▶ [Exercise requirements]
Without any pictures, the records below should be reproduced exactly.

------

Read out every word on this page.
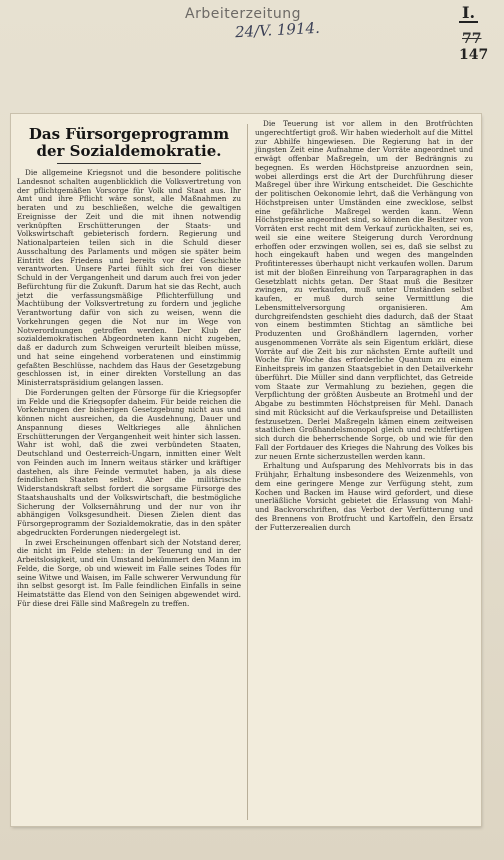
Arbeiterzeitung
24/V. 1914.
I.
77
147
Das Fürsorgeprogramm der Sozialdemokratie.

Die allgemeine Kriegsnot und die besondere politische Landesnot schalten augenblicklich die Volksvertretung von der pflichtgemäßen Vorsorge für Volk und Staat aus. Ihr Amt und ihre Pflicht wäre sonst, alle Maßnahmen zu beraten und zu beschließen, welche die gewaltigen Ereignisse der Zeit und die mit ihnen notwendig verknüpften Erschütterungen der Staats- und Volkswirtschaft gebieterisch fordern. Regierung und Nationalparteien teilen sich in die Schuld dieser Ausschaltung des Parlaments und mögen sie später beim Eintritt des Friedens und bereits vor der Geschichte verantworten. Unsere Partei fühlt sich frei von dieser Schuld in der Vergangenheit und darum auch frei von jeder Befürchtung für die Zukunft. Darum hat sie das Recht, auch jetzt die verfassungsmäßige Pflichterfüllung und Machtübung der Volksvertretung zu fordern und jegliche Verantwortung dafür von sich zu weisen, wenn die Vorkehrungen gegen die Not nur im Wege von Notverordnungen getroffen werden. Der Klub der sozialdemokratischen Abgeordneten kann nicht zugeben, daß er dadurch zum Schweigen verurteilt bleiben müsse, und hat seine eingehend vorberatenen und einstimmig gefaßten Beschlüsse, nachdem das Haus der Gesetzgebung geschlossen ist, in einer direkten Vorstellung an das Ministerratspräsidium gelangen lassen.

Die Forderungen gelten der Fürsorge für die Kriegsopfer im Felde und die Kriegsopfer daheim. Für beide reichen die Vorkehrungen der bisherigen Gesetzgebung nicht aus und können nicht ausreichen, da die Ausdehnung, Dauer und Anspannung dieses Weltkrieges alle ähnlichen Erschütterungen der Vergangenheit weit hinter sich lassen. Wahr ist wohl, daß die zwei verbündeten Staaten, Deutschland und Oesterreich-Ungarn, inmitten einer Welt von Feinden auch im Innern weitaus stärker und kräftiger dastehen, als ihre Feinde vermutet haben, ja als diese feindlichen Staaten selbst. Aber die militärische Widerstandskraft selbst fordert die sorgsame Fürsorge des Staatshaushalts und der Volkswirtschaft, die bestmögliche Sicherung der Volksernährung und der nur von ihr abhängigen Volksgesundheit. Diesen Zielen dient das Fürsorgeprogramm der Sozialdemokratie, das in den später abgedruckten Forderungen niedergelegt ist.

In zwei Erscheinungen offenbart sich der Notstand derer, die nicht im Felde stehen: in der Teuerung und in der Arbeitslosigkeit, und ein Umstand bekümmert den Mann im Felde, die Sorge, ob und wieweit im Falle seines Todes für seine Witwe und Waisen, im Falle schwerer Verwundung für ihn selbst gesorgt ist. Im Falle feindlichen Einfalls in seine Heimatstätte das Elend von den Seinigen abgewendet wird. Für diese drei Fälle sind Maßregeln zu treffen.

Die Teuerung ist vor allem in den Brotfrüchten ungerechtfertigt groß. Wir haben wiederholt auf die Mittel zur Abhilfe hingewiesen. Die Regierung hat in der jüngsten Zeit eine Aufnahme der Vorräte angeordnet und erwägt offenbar Maßregeln, um der Bedrängnis zu begegnen. Es werden Höchstpreise anzuordnen sein, wobei allerdings erst die Art der Durchführung dieser Maßregel über ihre Wirkung entscheidet. Die Geschichte der politischen Oekonomie lehrt, daß die Verhängung von Höchstpreisen unter Umständen eine zwecklose, selbst eine gefährliche Maßregel werden kann. Wenn Höchstpreise angeordnet sind, so können die Besitzer von Vorräten erst recht mit dem Verkauf zurückhalten, sei es, weil sie eine weitere Steigerung durch Verordnung erhoffen oder erzwingen wollen, sei es, daß sie selbst zu hoch eingekauft haben und wegen des mangelnden Profitinteresses überhaupt nicht verkaufen wollen. Darum ist mit der bloßen Einreihung von Tarparagraphen in das Gesetzblatt nichts getan. Der Staat muß die Besitzer zwingen, zu verkaufen, muß unter Umständen selbst kaufen, er muß durch seine Vermittlung die Lebensmittelversorgung organisieren. Am durchgreifendsten geschieht dies dadurch, daß der Staat von einem bestimmten Stichtag an sämtliche bei Produzenten und Großhändlern lagernden, vorher ausgenommenen Vorräte als sein Eigentum erklärt, diese Vorräte auf die Zeit bis zur nächsten Ernte aufteilt und Woche für Woche das erforderliche Quantum zu einem Einheitspreis im ganzen Staatsgebiet in den Detailverkehr überführt. Die Müller sind dann verpflichtet, das Getreide vom Staate zur Vermahlung zu beziehen, gegen die Verpflichtung der größten Ausbeute an Brotmehl und der Abgabe zu bestimmten Höchstpreisen für Mehl. Danach sind mit Rücksicht auf die Verkaufspreise und Detaillisten festzusetzen. Derlei Maßregeln kämen einem zeitweisen staatlichen Großhandelsmonopol gleich und rechtfertigen sich durch die beherrschende Sorge, ob und wie für den Fall der Fortdauer des Krieges die Nahrung des Volkes bis zur neuen Ernte sicherzustellen werden kann.

Erhaltung und Aufsparung des Mehlvorrats bis in das Frühjahr, Erhaltung insbesondere des Weizenmehls, von dem eine geringere Menge zur Verfügung steht, zum Kochen und Backen im Hause wird gefordert, und diese unerläßliche Vorsicht gebietet die Erlassung von Mahl- und Backvorschriften, das Verbot der Verfütterung und des Brennens von Brotfrucht und Kartoffeln, den Ersatz der Futterzerealien durch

------

▶ [Solved exercise]
Read out every word on this page.
Arbeiterzeitung
24/V. 1914.
I.
77
147
Das Fürsorgeprogramm der Sozialdemokratie.

Die allgemeine Kriegsnot und die besondere politische Landesnot schalten augenblicklich die Volksvertretung von der pflichtgemäßen Vorsorge für Volk und Staat aus. Ihr Amt und ihre Pflicht wäre sonst, alle Maßnahmen zu beraten und zu beschließen, welche die gewaltigen Ereignisse der Zeit und die mit ihnen notwendig verknüpften Erschütterungen der Staats- und Volkswirtschaft gebieterisch fordern. Regierung und Nationalparteien teilen sich in die Schuld dieser Ausschaltung des Parlaments und mögen sie später beim Eintritt des Friedens und bereits vor der Geschichte verantworten. Unsere Partei fühlt sich frei von dieser Schuld in der Vergangenheit und darum auch frei von jeder Befürchtung für die Zukunft. Darum hat sie das Recht, auch jetzt die verfassungsmäßige Pflichterfüllung und Machtübung der Volksvertretung zu fordern und jegliche Verantwortung dafür von sich zu weisen, wenn die Vorkehrungen gegen die Not nur im Wege von Notverordnungen getroffen werden. Der Klub der sozialdemokratischen Abgeordneten kann nicht zugeben, daß er dadurch zum Schweigen verurteilt bleiben müsse, und hat seine eingehend vorberatenen und einstimmig gefaßten Beschlüsse, nachdem das Haus der Gesetzgebung geschlossen ist, in einer direkten Vorstellung an das Ministerratspräsidium gelangen lassen.

Die Forderungen gelten der Fürsorge für die Kriegsopfer im Felde und die Kriegsopfer daheim. Für beide reichen die Vorkehrungen der bisherigen Gesetzgebung nicht aus und können nicht ausreichen, da die Ausdehnung, Dauer und Anspannung dieses Weltkrieges alle ähnlichen Erschütterungen der Vergangenheit weit hinter sich lassen. Wahr ist wohl, daß die zwei verbündeten Staaten, Deutschland und Oesterreich-Ungarn, inmitten einer Welt von Feinden auch im Innern weitaus stärker und kräftiger dastehen, als ihre Feinde vermutet haben, ja als diese feindlichen Staaten selbst. Aber die militärische Widerstandskraft selbst fordert die sorgsame Fürsorge des Staatshaushalts und der Volkswirtschaft, die bestmögliche Sicherung der Volksernährung und der nur von ihr abhängigen Volksgesundheit. Diesen Zielen dient das Fürsorgeprogramm der Sozialdemokratie, das in den später abgedruckten Forderungen niedergelegt ist.

In zwei Erscheinungen offenbart sich der Notstand derer, die nicht im Felde stehen: in der Teuerung und in der Arbeitslosigkeit, und ein Umstand bekümmert den Mann im Felde, die Sorge, ob und wieweit im Falle seines Todes für seine Witwe und Waisen, im Falle schwerer Verwundung für ihn selbst gesorgt ist. Im Falle feindlichen Einfalls in seine Heimatstätte das Elend von den Seinigen abgewendet wird. Für diese drei Fälle sind Maßregeln zu treffen.

Die Teuerung ist vor allem in den Brotfrüchten ungerechtfertigt groß. Wir haben wiederholt auf die Mittel zur Abhilfe hingewiesen. Die Regierung hat in der jüngsten Zeit eine Aufnahme der Vorräte angeordnet und erwägt offenbar Maßregeln, um der Bedrängnis zu begegnen. Es werden Höchstpreise anzuordnen sein, wobei allerdings erst die Art der Durchführung dieser Maßregel über ihre Wirkung entscheidet. Die Geschichte der politischen Oekonomie lehrt, daß die Verhängung von Höchstpreisen unter Umständen eine zwecklose, selbst eine gefährliche Maßregel werden kann. Wenn Höchstpreise angeordnet sind, so können die Besitzer von Vorräten erst recht mit dem Verkauf zurückhalten, sei es, weil sie eine weitere Steigerung durch Verordnung erhoffen oder erzwingen wollen, sei es, daß sie selbst zu hoch eingekauft haben und wegen des mangelnden Profitinteresses überhaupt nicht verkaufen wollen. Darum ist mit der bloßen Einreihung von Tarparagraphen in das Gesetzblatt nichts getan. Der Staat muß die Besitzer zwingen, zu verkaufen, muß unter Umständen selbst kaufen, er muß durch seine Vermittlung die Lebensmittelversorgung organisieren. Am durchgreifendsten geschieht dies dadurch, daß der Staat von einem bestimmten Stichtag an sämtliche bei Produzenten und Großhändlern lagernden, vorher ausgenommenen Vorräte als sein Eigentum erklärt, diese Vorräte auf die Zeit bis zur nächsten Ernte aufteilt und Woche für Woche das erforderliche Quantum zu einem Einheitspreis im ganzen Staatsgebiet in den Detailverkehr überführt. Die Müller sind dann verpflichtet, das Getreide vom Staate zur Vermahlung zu beziehen, gegen die Verpflichtung der größten Ausbeute an Brotmehl und der Abgabe zu bestimmten Höchstpreisen für Mehl. Danach sind mit Rücksicht auf die Verkaufspreise und Detaillisten festzusetzen. Derlei Maßregeln kämen einem zeitweisen staatlichen Großhandelsmonopol gleich und rechtfertigen sich durch die beherrschende Sorge, ob und wie für den Fall der Fortdauer des Krieges die Nahrung des Volkes bis zur neuen Ernte sicherzustellen werden kann.

Erhaltung und Aufsparung des Mehlvorrats bis in das Frühjahr, Erhaltung insbesondere des Weizenmehls, von dem eine geringere Menge zur Verfügung steht, zum Kochen und Backen im Hause wird gefordert, und diese unerläßliche Vorsicht gebietet die Erlassung von Mahl- und Backvorschriften, das Verbot der Verfütterung und des Brennens von Brotfrucht und Kartoffeln, den Ersatz der Futterzerealien durch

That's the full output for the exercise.